**文書の一節**:
本発明は、物品を強固に固着して所定の期間放置した後、その接合を容易に解体できる接着方法、並びにそれに用いる易解体性粘着部材及びその製造方法に関する。
地球資源の有効利用を目的に資源のリサイクルシステムの構築が課題となる中、物品の接合とそれを容易に解体できるシステムが求められており、本発明者らは粘着層の接着特性に着目して前記の接合・解体システムに公知の粘着層を用いることを試みた。
しかしながら、解体性を優先すると物品の固着力に乏しくなり、物品の固着力を優先すると解体性に乏しくなるなどして従来の粘着層では物品の強固な固着とその容易な解体を両立させることが困難で前記システムを実現することができない問題点があった。ちなみにクリープコンプライアンスに基づいて高低の弾性率の粘着層を重畳させた特公昭61−34760号公報が教示する粘着層にても前記の両立は困難であった。

**課題**:
[1] 文書の一節によれば、特公昭61−34760号公報が教示する粘着層は、何に基づいて高低の弾性率の粘着層を重畳させたものですか？
[2] 文書の一節の最初の文で、本発明が関するものとして挙げられているものは何ですか？すべて答えてください。
[3] 文書の一節のうち、「本発明は、物品を強固に固着し」から「粘着層を用いることを試みた。」までの部分を一字一句違えずに書き写してください。

**提供された情報**:
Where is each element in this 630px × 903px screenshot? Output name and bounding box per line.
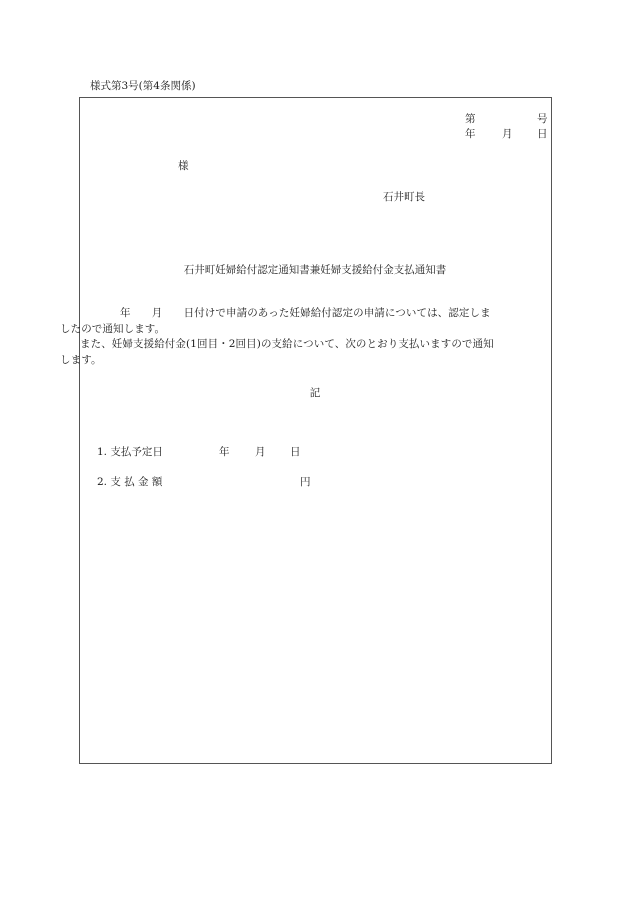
body-paragraph-2: また、妊婦支援給付金(1回目・2回目)の支給について、次のとおり支払いますので通知: [80, 338, 494, 350]
body-paragraph-1-cont: したので通知します。: [60, 322, 166, 335]
recipient-suffix: 様: [178, 160, 189, 172]
body-text: [60, 306, 549, 368]
body-paragraph-2-cont: します。: [60, 353, 102, 366]
body-paragraph-1: 年 月 日付けで申請のあった妊婦給付認定の申請については、認定しま: [120, 307, 491, 319]
item-date-month: 月: [255, 446, 266, 458]
form-label: 様式第3号(第4条関係): [90, 80, 196, 92]
date-day: 日: [537, 128, 548, 140]
item-payment-date-label: 1. 支払予定日: [97, 446, 163, 458]
sender-name: 石井町長: [383, 191, 425, 203]
item-amount-label: 2. 支 払 金 額: [97, 476, 163, 488]
item-amount-unit: 円: [300, 476, 311, 488]
item-date-year: 年: [219, 446, 230, 458]
item-date-day: 日: [290, 446, 301, 458]
ki-heading: 記: [309, 387, 321, 399]
document-title: 石井町妊婦給付認定通知書兼妊婦支援給付金支払通知書: [183, 264, 447, 276]
date-month: 月: [502, 128, 513, 140]
number-prefix: 第: [465, 113, 476, 125]
document-frame: [79, 97, 552, 764]
number-suffix: 号: [537, 113, 548, 125]
date-year: 年: [465, 128, 476, 140]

**課題の解答**:
[1] クリープコンプライアンスに基づいています。

[2]
・物品を強固に固着して所定の期間放置した後、その接合を容易に解体できる接着方法
・その接着方法に用いる易解体性粘着部材
・その易解体性粘着部材の製造方法

[3]
本発明は、物品を強固に固着して所定の期間放置した後、その接合を容易に解体できる接着方法、並びにそれに用いる易解体性粘着部材及びその製造方法に関する。
地球資源の有効利用を目的に資源のリサイクルシステムの構築が課題となる中、物品の接合とそれを容易に解体できるシステムが求められており、本発明者らは粘着層の接着特性に着目して前記の接合・解体システムに公知の粘着層を用いることを試みた。